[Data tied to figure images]
§ §

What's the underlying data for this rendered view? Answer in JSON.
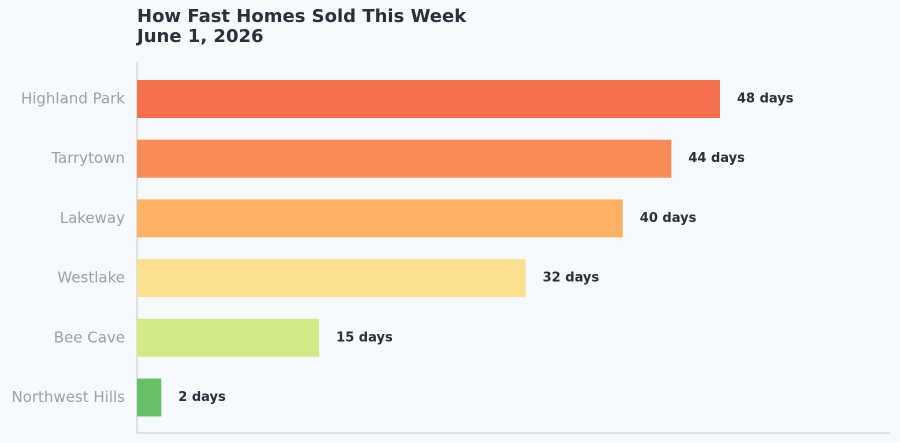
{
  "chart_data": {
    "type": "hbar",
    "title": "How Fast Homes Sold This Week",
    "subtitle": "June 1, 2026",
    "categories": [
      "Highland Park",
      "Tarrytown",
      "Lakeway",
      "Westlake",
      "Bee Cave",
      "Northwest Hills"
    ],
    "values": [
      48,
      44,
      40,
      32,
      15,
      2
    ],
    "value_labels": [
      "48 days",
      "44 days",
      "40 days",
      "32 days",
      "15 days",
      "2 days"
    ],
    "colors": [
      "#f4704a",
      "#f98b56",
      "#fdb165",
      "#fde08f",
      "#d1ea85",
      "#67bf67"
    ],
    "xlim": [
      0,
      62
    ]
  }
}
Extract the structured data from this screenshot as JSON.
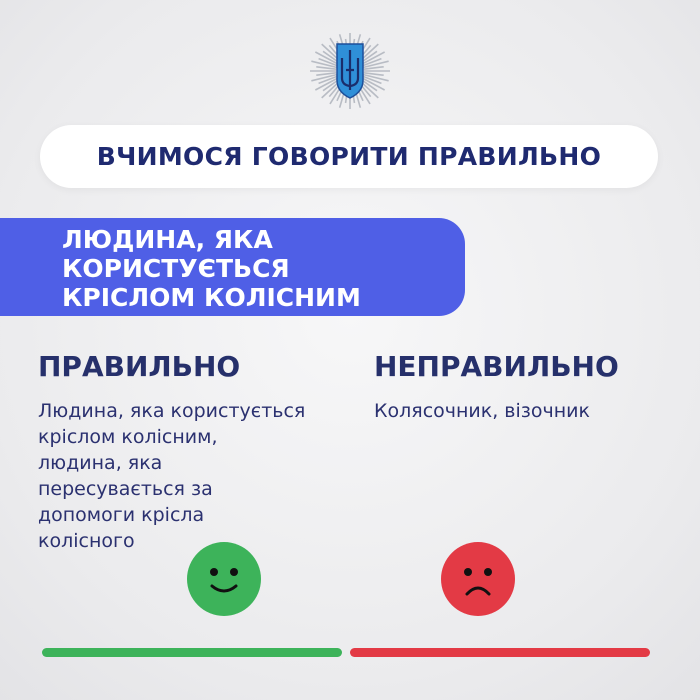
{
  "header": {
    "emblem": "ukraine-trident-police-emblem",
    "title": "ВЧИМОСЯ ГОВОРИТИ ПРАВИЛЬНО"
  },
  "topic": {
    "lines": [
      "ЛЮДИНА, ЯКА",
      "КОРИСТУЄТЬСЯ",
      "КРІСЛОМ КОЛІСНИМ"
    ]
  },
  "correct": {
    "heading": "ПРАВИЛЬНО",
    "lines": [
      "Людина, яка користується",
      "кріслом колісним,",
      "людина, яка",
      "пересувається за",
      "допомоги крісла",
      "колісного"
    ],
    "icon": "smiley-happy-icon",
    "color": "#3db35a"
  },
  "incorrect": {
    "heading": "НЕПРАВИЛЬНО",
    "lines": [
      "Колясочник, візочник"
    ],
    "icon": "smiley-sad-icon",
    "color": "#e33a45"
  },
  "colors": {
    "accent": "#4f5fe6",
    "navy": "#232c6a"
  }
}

§ §

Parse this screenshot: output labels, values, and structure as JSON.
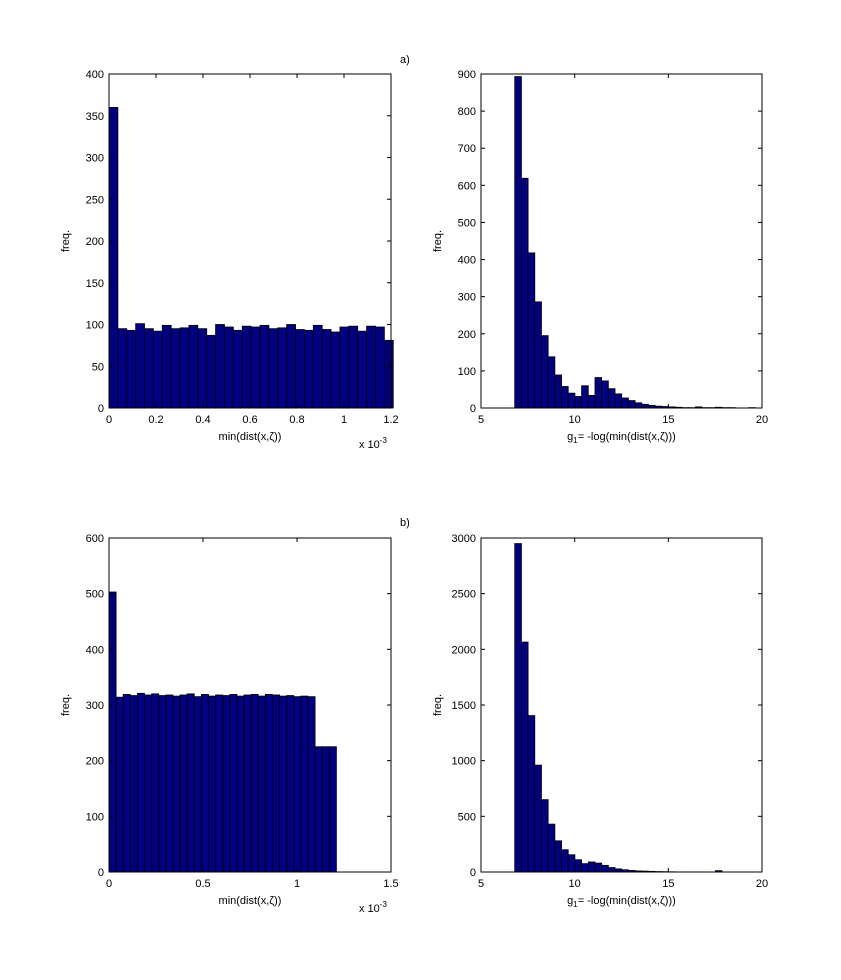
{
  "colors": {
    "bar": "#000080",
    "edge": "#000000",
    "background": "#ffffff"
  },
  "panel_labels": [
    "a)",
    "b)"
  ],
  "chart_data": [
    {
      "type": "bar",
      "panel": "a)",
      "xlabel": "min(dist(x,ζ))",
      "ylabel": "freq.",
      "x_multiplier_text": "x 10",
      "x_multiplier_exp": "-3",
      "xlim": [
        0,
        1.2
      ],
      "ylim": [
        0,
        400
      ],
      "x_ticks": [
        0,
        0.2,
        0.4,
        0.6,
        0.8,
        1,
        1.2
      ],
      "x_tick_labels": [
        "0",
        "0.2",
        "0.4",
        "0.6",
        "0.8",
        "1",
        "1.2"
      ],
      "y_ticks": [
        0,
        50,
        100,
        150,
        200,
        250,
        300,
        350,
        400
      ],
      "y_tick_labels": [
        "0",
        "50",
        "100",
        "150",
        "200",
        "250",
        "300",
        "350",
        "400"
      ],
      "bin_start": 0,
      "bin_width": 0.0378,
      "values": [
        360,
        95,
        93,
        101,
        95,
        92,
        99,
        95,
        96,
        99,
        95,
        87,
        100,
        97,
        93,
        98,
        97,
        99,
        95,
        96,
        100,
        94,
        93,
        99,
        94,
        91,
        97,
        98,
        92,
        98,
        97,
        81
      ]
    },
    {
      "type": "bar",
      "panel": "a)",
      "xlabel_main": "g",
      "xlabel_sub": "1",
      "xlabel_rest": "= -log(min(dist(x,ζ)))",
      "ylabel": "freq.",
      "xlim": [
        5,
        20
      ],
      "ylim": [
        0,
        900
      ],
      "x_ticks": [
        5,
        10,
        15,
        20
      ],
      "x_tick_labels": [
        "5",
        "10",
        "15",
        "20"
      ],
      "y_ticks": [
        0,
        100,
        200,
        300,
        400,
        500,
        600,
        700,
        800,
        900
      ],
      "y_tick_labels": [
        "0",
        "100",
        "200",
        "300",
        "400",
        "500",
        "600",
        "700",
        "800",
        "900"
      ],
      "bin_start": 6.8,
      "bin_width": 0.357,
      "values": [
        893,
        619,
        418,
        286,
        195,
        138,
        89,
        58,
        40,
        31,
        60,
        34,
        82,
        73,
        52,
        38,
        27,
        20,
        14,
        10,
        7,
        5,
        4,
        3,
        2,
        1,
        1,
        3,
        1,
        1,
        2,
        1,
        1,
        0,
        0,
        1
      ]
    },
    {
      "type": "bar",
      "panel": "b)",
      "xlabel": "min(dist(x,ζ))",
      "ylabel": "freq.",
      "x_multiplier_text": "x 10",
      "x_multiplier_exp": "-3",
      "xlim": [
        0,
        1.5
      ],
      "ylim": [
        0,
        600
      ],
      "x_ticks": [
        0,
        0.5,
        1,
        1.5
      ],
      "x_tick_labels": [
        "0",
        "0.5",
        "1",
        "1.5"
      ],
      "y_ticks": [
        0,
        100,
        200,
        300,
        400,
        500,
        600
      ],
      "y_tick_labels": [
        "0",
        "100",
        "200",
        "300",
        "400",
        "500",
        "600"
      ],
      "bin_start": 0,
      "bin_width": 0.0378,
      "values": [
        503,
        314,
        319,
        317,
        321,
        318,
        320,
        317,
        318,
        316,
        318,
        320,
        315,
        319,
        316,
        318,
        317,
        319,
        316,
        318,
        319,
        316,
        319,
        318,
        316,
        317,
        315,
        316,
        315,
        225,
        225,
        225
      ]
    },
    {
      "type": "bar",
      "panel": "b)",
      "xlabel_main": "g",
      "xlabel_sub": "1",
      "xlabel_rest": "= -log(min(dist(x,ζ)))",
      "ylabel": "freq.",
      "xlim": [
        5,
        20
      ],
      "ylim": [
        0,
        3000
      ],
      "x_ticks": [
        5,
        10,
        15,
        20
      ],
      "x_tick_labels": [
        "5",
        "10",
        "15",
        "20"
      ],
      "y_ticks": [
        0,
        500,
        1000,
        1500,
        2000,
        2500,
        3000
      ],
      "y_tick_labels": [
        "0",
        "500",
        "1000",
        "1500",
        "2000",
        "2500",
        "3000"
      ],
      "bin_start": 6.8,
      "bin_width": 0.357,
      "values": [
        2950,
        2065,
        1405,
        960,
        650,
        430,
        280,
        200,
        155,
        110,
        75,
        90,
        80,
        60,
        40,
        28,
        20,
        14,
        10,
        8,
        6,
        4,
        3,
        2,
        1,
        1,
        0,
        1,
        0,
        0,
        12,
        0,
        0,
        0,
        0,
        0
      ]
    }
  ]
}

§ §

Tally up the lines holding the word "icon" in the data above, and answer with that figure only.

SOLVED PROBLEM
2